Task details =>
Look through the records below and collect all lines that hold the string "watermark".
**** Extracted material ****
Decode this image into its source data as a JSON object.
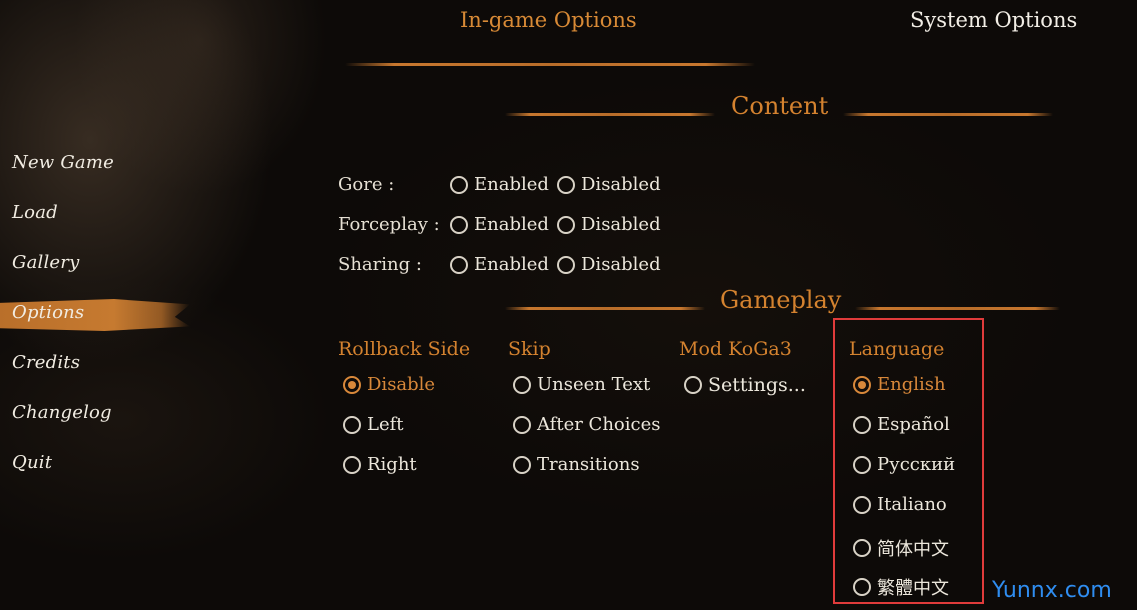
{
  "tabs": {
    "in_game": "In-game Options",
    "system": "System Options"
  },
  "menu": {
    "items": [
      "New Game",
      "Load",
      "Gallery",
      "Options",
      "Credits",
      "Changelog",
      "Quit"
    ],
    "selected": "Options"
  },
  "sections": {
    "content": "Content",
    "gameplay": "Gameplay"
  },
  "content_rows": [
    {
      "label": "Gore :",
      "enabled": "Enabled",
      "disabled": "Disabled"
    },
    {
      "label": "Forceplay :",
      "enabled": "Enabled",
      "disabled": "Disabled"
    },
    {
      "label": "Sharing :",
      "enabled": "Enabled",
      "disabled": "Disabled"
    }
  ],
  "gameplay": {
    "rollback": {
      "title": "Rollback Side",
      "options": [
        "Disable",
        "Left",
        "Right"
      ],
      "selected": "Disable"
    },
    "skip": {
      "title": "Skip",
      "options": [
        "Unseen Text",
        "After Choices",
        "Transitions"
      ]
    },
    "mod": {
      "title": "Mod KoGa3",
      "options": [
        "Settings..."
      ]
    },
    "language": {
      "title": "Language",
      "options": [
        "English",
        "Español",
        "Русский",
        "Italiano",
        "简体中文",
        "繁體中文"
      ],
      "selected": "English"
    }
  },
  "watermark": "Yunnx.com",
  "colors": {
    "accent": "#d4822f",
    "highlight_box": "#e03b3b",
    "watermark": "#2f8df0"
  }
}
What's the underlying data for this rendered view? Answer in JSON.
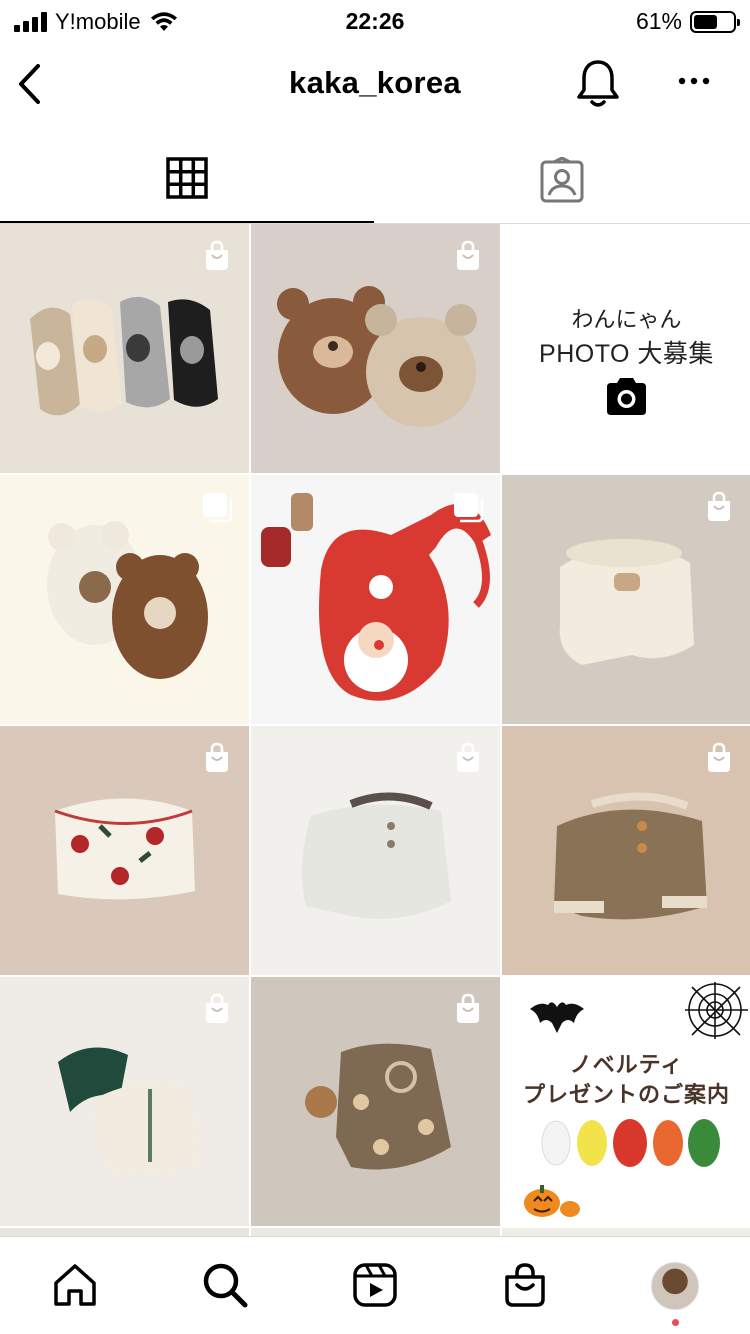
{
  "status_bar": {
    "carrier": "Y!mobile",
    "time": "22:26",
    "battery": "61%",
    "battery_level": 0.61
  },
  "header": {
    "title": "kaka_korea"
  },
  "tabs": [
    {
      "icon": "grid-icon",
      "active": true
    },
    {
      "icon": "tagged-icon",
      "active": false
    }
  ],
  "promo_photo": {
    "line1": "わんにゃん",
    "line2": "PHOTO 大募集"
  },
  "promo_novelty": {
    "line1": "ノベルティ",
    "line2": "プレゼントのご案内"
  },
  "bottom_nav": [
    {
      "icon": "home-icon"
    },
    {
      "icon": "search-icon"
    },
    {
      "icon": "reels-icon"
    },
    {
      "icon": "shop-icon"
    },
    {
      "icon": "profile-avatar"
    }
  ],
  "colors": {
    "accent_dot": "#ed4956",
    "divider": "#dbdbdb"
  }
}
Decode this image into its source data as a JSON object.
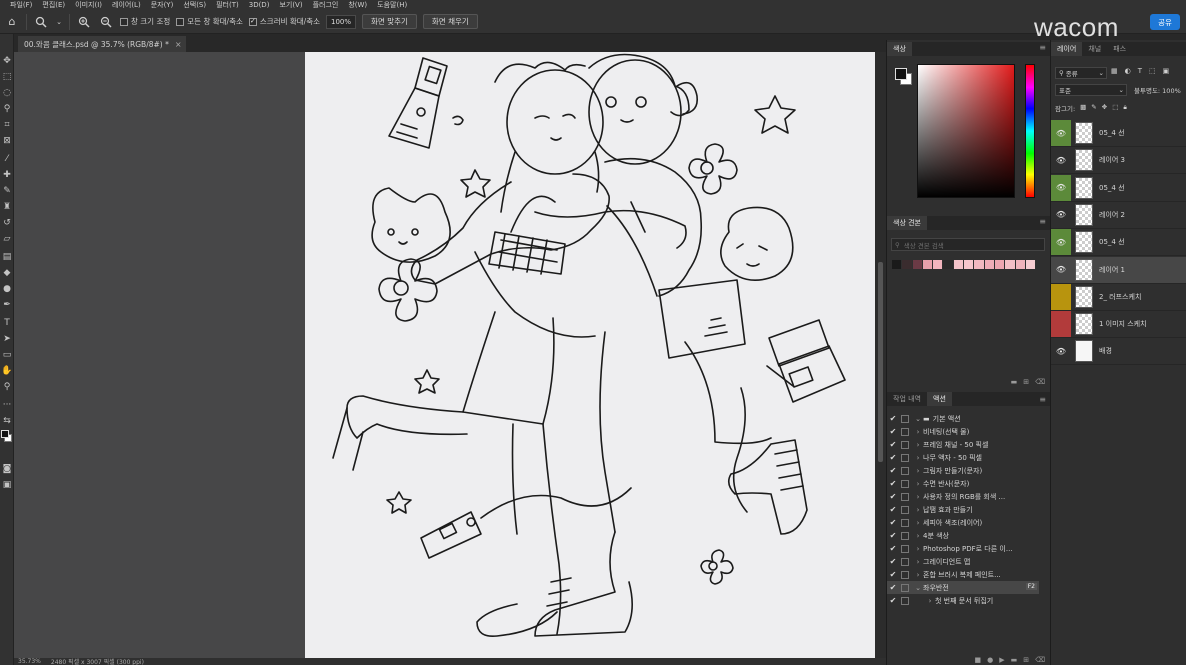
****
Task result =>
  "watermark": "Yunnx.com",
    "watermark": "#2f8df0"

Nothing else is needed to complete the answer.